### [Challenge]
Reproduce all of the data below line for line, without changing a single character.
▬▬▬▬▬▬▬▬▬▬
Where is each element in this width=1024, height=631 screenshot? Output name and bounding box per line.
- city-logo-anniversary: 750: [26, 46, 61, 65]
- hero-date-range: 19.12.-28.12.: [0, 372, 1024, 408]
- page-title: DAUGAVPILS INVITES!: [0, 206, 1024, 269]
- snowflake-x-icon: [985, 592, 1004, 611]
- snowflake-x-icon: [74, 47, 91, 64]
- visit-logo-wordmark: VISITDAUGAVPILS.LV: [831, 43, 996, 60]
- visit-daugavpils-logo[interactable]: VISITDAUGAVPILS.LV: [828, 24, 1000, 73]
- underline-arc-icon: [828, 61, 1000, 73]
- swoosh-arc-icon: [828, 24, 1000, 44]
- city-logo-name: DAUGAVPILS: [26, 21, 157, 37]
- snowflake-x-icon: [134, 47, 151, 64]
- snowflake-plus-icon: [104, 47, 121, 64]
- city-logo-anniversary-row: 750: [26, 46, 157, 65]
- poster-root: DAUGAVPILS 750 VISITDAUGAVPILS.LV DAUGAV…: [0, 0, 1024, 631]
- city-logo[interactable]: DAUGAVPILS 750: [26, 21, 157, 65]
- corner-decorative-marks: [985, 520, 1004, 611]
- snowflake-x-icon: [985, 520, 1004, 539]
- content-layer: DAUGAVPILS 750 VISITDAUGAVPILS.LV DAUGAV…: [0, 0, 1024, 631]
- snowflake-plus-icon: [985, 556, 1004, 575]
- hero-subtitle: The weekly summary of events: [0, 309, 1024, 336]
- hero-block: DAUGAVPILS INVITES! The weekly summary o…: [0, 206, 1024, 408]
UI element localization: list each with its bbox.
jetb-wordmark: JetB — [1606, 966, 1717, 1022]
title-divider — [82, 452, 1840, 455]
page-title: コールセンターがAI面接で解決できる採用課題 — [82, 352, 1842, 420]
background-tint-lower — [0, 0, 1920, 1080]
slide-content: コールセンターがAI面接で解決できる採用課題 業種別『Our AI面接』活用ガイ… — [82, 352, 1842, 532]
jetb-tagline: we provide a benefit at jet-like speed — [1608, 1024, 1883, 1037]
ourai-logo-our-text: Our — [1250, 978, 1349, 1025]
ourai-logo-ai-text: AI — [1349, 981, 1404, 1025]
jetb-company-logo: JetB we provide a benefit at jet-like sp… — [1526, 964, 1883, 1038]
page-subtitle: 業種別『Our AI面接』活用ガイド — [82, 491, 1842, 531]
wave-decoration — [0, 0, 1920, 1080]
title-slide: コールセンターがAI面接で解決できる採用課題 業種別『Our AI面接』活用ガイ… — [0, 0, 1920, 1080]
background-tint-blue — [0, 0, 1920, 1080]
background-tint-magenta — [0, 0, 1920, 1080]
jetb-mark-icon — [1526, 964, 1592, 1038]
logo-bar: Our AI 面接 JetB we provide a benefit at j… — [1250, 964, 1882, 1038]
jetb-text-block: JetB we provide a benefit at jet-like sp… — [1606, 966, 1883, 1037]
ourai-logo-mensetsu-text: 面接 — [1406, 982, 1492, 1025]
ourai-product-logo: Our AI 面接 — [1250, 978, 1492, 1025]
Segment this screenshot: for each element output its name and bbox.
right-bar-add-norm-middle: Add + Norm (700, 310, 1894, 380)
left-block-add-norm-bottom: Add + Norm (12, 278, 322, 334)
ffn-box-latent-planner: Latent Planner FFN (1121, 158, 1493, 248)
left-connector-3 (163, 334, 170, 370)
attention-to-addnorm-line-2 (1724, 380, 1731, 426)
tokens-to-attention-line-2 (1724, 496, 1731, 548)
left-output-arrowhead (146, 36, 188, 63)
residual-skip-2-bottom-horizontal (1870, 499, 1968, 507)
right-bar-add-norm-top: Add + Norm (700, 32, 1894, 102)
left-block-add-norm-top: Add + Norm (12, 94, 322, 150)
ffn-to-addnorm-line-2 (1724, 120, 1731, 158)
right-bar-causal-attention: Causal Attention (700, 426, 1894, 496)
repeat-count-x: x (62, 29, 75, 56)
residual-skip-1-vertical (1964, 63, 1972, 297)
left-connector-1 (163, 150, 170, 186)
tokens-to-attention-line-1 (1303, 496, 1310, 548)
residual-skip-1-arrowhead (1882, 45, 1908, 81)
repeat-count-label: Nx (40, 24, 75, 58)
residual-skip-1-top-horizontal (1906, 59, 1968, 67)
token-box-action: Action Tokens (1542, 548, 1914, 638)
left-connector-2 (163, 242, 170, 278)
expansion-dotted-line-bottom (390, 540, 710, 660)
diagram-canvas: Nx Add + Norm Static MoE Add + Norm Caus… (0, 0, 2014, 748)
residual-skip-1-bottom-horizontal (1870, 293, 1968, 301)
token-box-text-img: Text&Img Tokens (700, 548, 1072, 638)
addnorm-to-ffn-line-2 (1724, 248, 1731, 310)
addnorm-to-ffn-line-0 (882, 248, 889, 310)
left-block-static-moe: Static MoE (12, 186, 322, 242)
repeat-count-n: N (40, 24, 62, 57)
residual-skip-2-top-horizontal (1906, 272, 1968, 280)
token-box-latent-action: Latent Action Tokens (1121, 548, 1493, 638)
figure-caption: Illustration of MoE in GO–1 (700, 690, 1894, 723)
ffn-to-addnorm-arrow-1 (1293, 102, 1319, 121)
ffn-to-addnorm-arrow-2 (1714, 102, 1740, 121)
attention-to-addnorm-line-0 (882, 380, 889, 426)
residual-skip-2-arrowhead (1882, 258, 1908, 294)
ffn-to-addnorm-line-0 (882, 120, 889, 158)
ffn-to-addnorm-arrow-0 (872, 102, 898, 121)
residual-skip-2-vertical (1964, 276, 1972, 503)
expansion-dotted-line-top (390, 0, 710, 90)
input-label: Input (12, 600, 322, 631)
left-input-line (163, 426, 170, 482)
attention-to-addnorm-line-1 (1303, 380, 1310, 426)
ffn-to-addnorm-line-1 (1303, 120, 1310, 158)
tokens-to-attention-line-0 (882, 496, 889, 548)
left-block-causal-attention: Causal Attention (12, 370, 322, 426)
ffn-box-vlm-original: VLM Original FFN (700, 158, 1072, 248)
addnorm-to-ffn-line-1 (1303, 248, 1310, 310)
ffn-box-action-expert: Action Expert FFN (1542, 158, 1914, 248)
▬▬▬▬▬▬▬▬▬▬
### [Finished task]
Where is each element in this width=1024, height=631 screenshot? Output name and bounding box per line.
- city-logo-anniversary: 750: [26, 46, 61, 65]
- hero-date-range: 19.12.-28.12.: [0, 372, 1024, 408]
- page-title: DAUGAVPILS INVITES!: [0, 206, 1024, 269]
- snowflake-x-icon: [985, 592, 1004, 611]
- snowflake-x-icon: [74, 47, 91, 64]
- visit-logo-wordmark: VISITDAUGAVPILS.LV: [831, 43, 996, 60]
- visit-daugavpils-logo[interactable]: VISITDAUGAVPILS.LV: [828, 24, 1000, 73]
- underline-arc-icon: [828, 61, 1000, 73]
- swoosh-arc-icon: [828, 24, 1000, 44]
- city-logo-name: DAUGAVPILS: [26, 21, 157, 37]
- snowflake-x-icon: [134, 47, 151, 64]
- snowflake-plus-icon: [104, 47, 121, 64]
- city-logo-anniversary-row: 750: [26, 46, 157, 65]
- poster-root: DAUGAVPILS 750 VISITDAUGAVPILS.LV DAUGAV…: [0, 0, 1024, 631]
- city-logo[interactable]: DAUGAVPILS 750: [26, 21, 157, 65]
- corner-decorative-marks: [985, 520, 1004, 611]
- snowflake-x-icon: [985, 520, 1004, 539]
- content-layer: DAUGAVPILS 750 VISITDAUGAVPILS.LV DAUGAV…: [0, 0, 1024, 631]
- snowflake-plus-icon: [985, 556, 1004, 575]
- hero-subtitle: The weekly summary of events: [0, 309, 1024, 336]
- hero-block: DAUGAVPILS INVITES! The weekly summary o…: [0, 206, 1024, 408]
UI element localization: list each with its bbox.
jetb-wordmark: JetB — [1606, 966, 1717, 1022]
title-divider — [82, 452, 1840, 455]
page-title: コールセンターがAI面接で解決できる採用課題 — [82, 352, 1842, 420]
background-tint-lower — [0, 0, 1920, 1080]
slide-content: コールセンターがAI面接で解決できる採用課題 業種別『Our AI面接』活用ガイ… — [82, 352, 1842, 532]
jetb-tagline: we provide a benefit at jet-like speed — [1608, 1024, 1883, 1037]
ourai-logo-our-text: Our — [1250, 978, 1349, 1025]
ourai-logo-ai-text: AI — [1349, 981, 1404, 1025]
jetb-company-logo: JetB we provide a benefit at jet-like sp… — [1526, 964, 1883, 1038]
page-subtitle: 業種別『Our AI面接』活用ガイド — [82, 491, 1842, 531]
wave-decoration — [0, 0, 1920, 1080]
title-slide: コールセンターがAI面接で解決できる採用課題 業種別『Our AI面接』活用ガイ… — [0, 0, 1920, 1080]
background-tint-blue — [0, 0, 1920, 1080]
background-tint-magenta — [0, 0, 1920, 1080]
jetb-mark-icon — [1526, 964, 1592, 1038]
logo-bar: Our AI 面接 JetB we provide a benefit at j… — [1250, 964, 1882, 1038]
jetb-text-block: JetB we provide a benefit at jet-like sp… — [1606, 966, 1883, 1037]
ourai-logo-mensetsu-text: 面接 — [1406, 982, 1492, 1025]
ourai-product-logo: Our AI 面接 — [1250, 978, 1492, 1025]
Segment this screenshot: for each element output its name and bbox.
right-bar-add-norm-middle: Add + Norm (700, 310, 1894, 380)
left-block-add-norm-bottom: Add + Norm (12, 278, 322, 334)
ffn-box-latent-planner: Latent Planner FFN (1121, 158, 1493, 248)
left-connector-3 (163, 334, 170, 370)
attention-to-addnorm-line-2 (1724, 380, 1731, 426)
tokens-to-attention-line-2 (1724, 496, 1731, 548)
left-output-arrowhead (146, 36, 188, 63)
residual-skip-2-bottom-horizontal (1870, 499, 1968, 507)
right-bar-add-norm-top: Add + Norm (700, 32, 1894, 102)
left-block-add-norm-top: Add + Norm (12, 94, 322, 150)
ffn-to-addnorm-line-2 (1724, 120, 1731, 158)
right-bar-causal-attention: Causal Attention (700, 426, 1894, 496)
repeat-count-x: x (62, 29, 75, 56)
residual-skip-1-vertical (1964, 63, 1972, 297)
left-connector-1 (163, 150, 170, 186)
tokens-to-attention-line-1 (1303, 496, 1310, 548)
residual-skip-1-arrowhead (1882, 45, 1908, 81)
repeat-count-label: Nx (40, 24, 75, 58)
residual-skip-1-top-horizontal (1906, 59, 1968, 67)
token-box-action: Action Tokens (1542, 548, 1914, 638)
left-connector-2 (163, 242, 170, 278)
expansion-dotted-line-bottom (390, 540, 710, 660)
diagram-canvas: Nx Add + Norm Static MoE Add + Norm Caus… (0, 0, 2014, 748)
residual-skip-1-bottom-horizontal (1870, 293, 1968, 301)
token-box-text-img: Text&Img Tokens (700, 548, 1072, 638)
addnorm-to-ffn-line-2 (1724, 248, 1731, 310)
addnorm-to-ffn-line-0 (882, 248, 889, 310)
left-block-static-moe: Static MoE (12, 186, 322, 242)
repeat-count-n: N (40, 24, 62, 57)
residual-skip-2-top-horizontal (1906, 272, 1968, 280)
token-box-latent-action: Latent Action Tokens (1121, 548, 1493, 638)
figure-caption: Illustration of MoE in GO–1 (700, 690, 1894, 723)
ffn-to-addnorm-arrow-1 (1293, 102, 1319, 121)
ffn-to-addnorm-arrow-2 (1714, 102, 1740, 121)
attention-to-addnorm-line-0 (882, 380, 889, 426)
residual-skip-2-arrowhead (1882, 258, 1908, 294)
ffn-to-addnorm-line-0 (882, 120, 889, 158)
ffn-to-addnorm-arrow-0 (872, 102, 898, 121)
residual-skip-2-vertical (1964, 276, 1972, 503)
expansion-dotted-line-top (390, 0, 710, 90)
input-label: Input (12, 600, 322, 631)
left-input-line (163, 426, 170, 482)
attention-to-addnorm-line-1 (1303, 380, 1310, 426)
ffn-to-addnorm-line-1 (1303, 120, 1310, 158)
tokens-to-attention-line-0 (882, 496, 889, 548)
left-block-causal-attention: Causal Attention (12, 370, 322, 426)
ffn-box-vlm-original: VLM Original FFN (700, 158, 1072, 248)
addnorm-to-ffn-line-1 (1303, 248, 1310, 310)
ffn-box-action-expert: Action Expert FFN (1542, 158, 1914, 248)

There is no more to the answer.